- _What this task involves_: Your task is to copy each line that has the word "name".

- _Record extracts_:
* begin *

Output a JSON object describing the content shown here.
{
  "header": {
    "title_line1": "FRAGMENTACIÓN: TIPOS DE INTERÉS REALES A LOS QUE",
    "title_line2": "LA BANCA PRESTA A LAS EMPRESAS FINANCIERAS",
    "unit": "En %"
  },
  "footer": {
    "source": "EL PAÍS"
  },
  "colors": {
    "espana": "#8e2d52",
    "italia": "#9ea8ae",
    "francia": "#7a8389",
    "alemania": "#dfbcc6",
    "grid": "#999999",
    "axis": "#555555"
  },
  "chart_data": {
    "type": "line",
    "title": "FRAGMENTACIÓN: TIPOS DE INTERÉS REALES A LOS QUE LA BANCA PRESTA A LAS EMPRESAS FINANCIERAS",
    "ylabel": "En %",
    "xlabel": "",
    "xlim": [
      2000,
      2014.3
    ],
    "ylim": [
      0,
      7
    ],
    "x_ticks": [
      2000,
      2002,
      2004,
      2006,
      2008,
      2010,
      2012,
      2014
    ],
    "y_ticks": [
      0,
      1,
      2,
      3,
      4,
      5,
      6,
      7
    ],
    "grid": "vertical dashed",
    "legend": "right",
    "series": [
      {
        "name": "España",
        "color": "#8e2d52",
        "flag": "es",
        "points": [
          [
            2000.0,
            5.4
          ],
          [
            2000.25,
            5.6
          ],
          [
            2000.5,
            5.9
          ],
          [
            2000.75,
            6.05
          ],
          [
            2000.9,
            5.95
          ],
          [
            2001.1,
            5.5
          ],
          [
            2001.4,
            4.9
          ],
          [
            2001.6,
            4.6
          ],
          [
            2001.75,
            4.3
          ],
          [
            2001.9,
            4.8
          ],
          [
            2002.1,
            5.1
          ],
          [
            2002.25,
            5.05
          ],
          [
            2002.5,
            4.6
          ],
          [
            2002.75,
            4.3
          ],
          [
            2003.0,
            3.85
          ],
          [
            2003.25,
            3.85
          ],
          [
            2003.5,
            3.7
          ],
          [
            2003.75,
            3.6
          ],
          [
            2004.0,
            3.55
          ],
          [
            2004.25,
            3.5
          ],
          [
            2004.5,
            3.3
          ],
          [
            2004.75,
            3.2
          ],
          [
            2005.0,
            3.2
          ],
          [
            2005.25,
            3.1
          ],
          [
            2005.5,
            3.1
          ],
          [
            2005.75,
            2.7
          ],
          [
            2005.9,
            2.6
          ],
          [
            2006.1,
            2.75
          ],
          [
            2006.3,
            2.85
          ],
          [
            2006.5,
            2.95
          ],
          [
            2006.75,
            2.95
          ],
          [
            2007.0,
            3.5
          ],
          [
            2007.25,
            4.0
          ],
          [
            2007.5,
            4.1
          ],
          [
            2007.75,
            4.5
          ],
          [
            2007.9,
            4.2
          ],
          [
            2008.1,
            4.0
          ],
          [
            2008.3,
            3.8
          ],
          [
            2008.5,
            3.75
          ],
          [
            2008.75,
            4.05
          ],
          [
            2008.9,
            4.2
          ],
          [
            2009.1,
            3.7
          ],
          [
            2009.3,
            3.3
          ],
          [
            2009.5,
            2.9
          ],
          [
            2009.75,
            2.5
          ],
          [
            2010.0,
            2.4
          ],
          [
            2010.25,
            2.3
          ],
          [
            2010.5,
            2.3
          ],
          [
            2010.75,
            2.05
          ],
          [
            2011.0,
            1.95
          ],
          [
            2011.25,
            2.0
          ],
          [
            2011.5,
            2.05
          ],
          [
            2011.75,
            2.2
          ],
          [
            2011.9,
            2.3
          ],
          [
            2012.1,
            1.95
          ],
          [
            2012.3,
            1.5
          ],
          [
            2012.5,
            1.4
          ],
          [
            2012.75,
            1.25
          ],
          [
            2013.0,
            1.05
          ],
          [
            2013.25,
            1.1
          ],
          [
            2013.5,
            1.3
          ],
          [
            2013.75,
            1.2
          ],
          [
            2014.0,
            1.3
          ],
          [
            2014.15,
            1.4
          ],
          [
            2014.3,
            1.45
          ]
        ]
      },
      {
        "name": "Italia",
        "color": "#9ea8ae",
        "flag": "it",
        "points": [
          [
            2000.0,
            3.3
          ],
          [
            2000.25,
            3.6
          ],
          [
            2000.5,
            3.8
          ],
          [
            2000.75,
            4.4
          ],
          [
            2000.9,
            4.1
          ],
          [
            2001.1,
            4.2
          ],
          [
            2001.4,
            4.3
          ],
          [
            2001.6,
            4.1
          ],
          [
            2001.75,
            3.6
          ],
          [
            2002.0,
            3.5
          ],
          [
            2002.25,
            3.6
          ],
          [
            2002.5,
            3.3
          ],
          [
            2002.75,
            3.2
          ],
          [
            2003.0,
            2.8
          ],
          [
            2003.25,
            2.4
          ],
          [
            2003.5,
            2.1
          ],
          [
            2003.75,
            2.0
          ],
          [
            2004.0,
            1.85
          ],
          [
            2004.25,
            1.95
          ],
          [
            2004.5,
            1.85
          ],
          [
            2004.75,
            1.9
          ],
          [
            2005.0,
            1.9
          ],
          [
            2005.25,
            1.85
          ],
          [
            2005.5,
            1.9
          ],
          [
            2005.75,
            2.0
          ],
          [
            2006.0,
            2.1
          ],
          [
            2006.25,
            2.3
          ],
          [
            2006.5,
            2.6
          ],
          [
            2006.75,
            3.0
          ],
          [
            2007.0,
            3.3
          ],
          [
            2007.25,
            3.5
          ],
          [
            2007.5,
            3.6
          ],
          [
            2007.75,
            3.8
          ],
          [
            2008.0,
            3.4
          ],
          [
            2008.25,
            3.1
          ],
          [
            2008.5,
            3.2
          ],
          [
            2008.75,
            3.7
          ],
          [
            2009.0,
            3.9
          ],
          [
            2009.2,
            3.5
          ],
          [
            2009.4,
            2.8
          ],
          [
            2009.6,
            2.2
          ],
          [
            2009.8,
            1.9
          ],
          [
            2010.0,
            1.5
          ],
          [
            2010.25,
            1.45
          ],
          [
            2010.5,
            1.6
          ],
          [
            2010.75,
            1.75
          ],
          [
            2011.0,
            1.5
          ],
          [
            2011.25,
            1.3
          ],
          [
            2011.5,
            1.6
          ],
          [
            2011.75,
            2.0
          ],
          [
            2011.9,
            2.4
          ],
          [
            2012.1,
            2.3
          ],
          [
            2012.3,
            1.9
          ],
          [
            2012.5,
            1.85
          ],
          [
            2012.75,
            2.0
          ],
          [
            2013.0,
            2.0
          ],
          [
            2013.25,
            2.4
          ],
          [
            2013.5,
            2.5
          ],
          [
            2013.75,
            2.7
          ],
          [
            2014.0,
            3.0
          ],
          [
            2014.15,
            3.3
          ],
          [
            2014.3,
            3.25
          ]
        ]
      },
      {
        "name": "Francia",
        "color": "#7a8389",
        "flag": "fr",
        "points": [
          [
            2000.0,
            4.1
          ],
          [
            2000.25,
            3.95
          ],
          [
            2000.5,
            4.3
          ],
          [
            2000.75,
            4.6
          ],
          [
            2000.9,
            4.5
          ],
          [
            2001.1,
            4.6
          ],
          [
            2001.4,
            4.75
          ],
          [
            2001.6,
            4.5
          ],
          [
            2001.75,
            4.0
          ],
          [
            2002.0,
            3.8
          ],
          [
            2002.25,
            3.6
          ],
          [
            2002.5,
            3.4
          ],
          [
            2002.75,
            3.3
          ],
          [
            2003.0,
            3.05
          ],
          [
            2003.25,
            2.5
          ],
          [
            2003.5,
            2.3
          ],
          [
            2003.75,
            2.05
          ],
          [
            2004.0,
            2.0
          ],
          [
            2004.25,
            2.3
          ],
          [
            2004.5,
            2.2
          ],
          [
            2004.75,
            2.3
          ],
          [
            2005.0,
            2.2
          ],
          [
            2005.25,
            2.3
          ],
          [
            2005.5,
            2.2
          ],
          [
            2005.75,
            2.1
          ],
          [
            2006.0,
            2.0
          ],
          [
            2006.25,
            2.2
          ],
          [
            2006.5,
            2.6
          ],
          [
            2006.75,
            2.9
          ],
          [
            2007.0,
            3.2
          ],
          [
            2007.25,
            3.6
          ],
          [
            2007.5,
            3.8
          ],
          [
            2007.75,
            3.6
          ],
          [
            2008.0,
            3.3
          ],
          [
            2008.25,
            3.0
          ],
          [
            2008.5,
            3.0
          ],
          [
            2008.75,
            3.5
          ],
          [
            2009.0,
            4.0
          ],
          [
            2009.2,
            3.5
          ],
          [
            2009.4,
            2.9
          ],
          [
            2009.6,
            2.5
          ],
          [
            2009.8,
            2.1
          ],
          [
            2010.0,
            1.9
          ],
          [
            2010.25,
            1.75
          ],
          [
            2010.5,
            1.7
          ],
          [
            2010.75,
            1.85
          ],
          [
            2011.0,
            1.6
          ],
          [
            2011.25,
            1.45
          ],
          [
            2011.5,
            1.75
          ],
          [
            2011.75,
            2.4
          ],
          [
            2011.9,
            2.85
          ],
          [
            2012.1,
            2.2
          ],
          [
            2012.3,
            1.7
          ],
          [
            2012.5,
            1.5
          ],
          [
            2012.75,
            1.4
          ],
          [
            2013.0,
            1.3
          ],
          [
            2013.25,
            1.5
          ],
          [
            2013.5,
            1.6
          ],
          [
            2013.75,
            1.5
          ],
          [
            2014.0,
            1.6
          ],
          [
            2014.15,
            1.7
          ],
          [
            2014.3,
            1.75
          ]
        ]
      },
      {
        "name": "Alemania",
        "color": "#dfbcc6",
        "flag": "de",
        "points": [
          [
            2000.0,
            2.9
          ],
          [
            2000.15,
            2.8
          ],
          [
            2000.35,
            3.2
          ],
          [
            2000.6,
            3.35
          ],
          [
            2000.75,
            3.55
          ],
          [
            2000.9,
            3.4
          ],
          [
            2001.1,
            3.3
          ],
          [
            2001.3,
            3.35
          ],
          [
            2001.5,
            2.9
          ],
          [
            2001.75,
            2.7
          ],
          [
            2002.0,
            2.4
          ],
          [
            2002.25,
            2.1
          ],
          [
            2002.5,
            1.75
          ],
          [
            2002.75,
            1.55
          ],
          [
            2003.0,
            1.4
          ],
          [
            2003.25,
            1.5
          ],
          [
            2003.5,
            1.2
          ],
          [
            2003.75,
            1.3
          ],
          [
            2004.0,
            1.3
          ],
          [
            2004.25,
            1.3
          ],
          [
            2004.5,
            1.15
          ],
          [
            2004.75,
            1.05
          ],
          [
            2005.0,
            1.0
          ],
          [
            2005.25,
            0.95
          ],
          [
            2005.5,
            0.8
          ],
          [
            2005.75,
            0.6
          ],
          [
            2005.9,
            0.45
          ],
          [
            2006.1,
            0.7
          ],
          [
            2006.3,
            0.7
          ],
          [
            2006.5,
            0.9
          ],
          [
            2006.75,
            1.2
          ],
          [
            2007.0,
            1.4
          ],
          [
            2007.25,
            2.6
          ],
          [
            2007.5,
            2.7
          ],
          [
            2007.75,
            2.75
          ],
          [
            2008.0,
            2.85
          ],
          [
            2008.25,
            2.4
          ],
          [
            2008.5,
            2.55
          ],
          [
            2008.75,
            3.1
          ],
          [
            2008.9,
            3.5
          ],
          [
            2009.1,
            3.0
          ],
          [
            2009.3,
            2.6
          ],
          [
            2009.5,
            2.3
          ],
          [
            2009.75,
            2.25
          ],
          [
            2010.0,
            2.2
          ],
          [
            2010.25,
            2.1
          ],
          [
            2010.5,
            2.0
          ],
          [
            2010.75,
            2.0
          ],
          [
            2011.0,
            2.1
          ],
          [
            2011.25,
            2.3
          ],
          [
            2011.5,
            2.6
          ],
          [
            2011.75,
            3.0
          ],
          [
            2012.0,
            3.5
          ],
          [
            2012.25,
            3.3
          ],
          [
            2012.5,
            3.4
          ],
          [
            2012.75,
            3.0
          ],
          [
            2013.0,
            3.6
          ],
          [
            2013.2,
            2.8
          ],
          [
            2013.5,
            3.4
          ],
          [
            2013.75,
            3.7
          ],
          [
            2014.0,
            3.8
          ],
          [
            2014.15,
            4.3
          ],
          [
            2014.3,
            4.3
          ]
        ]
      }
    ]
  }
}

* end *

- _Answer_:
        "name": "España",
        "name": "Italia",
        "name": "Francia",
        "name": "Alemania",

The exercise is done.